TASK INSTRUCTIONS
Return all lines with the word "page" in them.

## begin EXERCISE INPUTS

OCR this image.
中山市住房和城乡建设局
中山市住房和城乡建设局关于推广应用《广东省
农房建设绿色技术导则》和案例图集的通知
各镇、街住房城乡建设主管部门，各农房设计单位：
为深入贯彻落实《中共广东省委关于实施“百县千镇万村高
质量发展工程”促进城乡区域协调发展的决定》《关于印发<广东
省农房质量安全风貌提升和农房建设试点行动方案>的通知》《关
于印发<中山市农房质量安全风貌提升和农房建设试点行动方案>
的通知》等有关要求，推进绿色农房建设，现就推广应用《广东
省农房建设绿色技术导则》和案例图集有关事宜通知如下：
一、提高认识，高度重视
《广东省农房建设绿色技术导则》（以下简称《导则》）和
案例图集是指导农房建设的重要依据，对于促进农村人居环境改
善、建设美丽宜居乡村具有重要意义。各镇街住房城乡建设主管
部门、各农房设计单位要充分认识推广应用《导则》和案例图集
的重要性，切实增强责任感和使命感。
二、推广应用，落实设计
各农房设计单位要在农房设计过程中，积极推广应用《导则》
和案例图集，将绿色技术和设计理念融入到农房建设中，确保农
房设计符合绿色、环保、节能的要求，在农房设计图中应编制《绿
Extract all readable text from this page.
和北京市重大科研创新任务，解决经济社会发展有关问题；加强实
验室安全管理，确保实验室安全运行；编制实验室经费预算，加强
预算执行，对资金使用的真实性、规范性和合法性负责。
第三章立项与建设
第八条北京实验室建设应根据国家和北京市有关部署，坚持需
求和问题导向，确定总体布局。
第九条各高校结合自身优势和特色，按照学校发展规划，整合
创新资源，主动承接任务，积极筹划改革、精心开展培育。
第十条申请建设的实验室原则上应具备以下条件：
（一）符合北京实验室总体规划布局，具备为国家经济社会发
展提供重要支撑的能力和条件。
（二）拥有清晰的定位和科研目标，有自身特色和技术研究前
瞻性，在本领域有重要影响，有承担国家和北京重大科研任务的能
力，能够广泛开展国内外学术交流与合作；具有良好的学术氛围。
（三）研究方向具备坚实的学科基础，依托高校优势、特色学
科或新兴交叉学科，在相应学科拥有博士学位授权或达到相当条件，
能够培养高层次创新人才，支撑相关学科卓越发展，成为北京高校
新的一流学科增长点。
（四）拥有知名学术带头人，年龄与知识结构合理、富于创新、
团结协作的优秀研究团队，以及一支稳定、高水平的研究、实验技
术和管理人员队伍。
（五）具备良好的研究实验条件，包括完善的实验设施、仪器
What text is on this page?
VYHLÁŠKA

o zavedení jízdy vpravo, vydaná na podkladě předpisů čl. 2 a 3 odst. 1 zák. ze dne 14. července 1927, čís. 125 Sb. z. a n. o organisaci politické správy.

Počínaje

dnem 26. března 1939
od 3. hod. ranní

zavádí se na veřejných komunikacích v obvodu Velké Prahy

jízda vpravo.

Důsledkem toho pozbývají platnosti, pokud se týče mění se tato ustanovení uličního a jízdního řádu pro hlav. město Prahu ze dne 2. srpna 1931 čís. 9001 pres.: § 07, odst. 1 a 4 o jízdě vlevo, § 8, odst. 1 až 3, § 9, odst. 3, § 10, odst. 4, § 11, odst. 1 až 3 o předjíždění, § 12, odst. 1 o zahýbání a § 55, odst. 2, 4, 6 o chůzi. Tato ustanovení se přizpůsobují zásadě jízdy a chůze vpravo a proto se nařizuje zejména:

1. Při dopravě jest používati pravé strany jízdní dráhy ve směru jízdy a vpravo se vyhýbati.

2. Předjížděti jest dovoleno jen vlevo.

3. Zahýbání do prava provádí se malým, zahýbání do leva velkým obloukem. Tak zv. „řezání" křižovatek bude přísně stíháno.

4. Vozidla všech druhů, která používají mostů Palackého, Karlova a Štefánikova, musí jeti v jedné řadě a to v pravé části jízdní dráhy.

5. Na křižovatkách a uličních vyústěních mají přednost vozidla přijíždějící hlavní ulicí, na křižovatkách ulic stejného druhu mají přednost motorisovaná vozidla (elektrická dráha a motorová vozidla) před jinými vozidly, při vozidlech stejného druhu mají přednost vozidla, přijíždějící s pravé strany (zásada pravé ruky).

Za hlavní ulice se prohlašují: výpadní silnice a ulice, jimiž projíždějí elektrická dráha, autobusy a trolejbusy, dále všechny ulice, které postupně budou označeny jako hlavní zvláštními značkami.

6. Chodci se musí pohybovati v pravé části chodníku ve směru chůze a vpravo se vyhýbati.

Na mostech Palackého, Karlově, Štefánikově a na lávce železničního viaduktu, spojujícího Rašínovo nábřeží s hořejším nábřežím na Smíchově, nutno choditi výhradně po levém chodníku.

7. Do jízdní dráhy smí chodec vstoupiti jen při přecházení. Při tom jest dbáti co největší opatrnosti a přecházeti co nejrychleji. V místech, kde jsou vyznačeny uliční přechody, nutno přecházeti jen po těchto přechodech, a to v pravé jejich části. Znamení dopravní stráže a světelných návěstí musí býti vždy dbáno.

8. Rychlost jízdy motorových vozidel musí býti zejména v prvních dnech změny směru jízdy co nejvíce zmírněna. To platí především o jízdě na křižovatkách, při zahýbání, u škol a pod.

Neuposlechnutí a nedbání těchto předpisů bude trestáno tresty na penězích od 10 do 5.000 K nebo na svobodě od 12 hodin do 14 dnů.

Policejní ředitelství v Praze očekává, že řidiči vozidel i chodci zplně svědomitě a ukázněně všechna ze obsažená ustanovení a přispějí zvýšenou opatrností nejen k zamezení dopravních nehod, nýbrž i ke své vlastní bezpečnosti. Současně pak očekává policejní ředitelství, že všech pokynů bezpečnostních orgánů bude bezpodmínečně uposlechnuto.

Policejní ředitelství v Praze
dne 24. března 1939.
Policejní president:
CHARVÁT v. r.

## end EXERCISE INPUTS

RESULT
Extract all readable text from this page.
What text is on this page?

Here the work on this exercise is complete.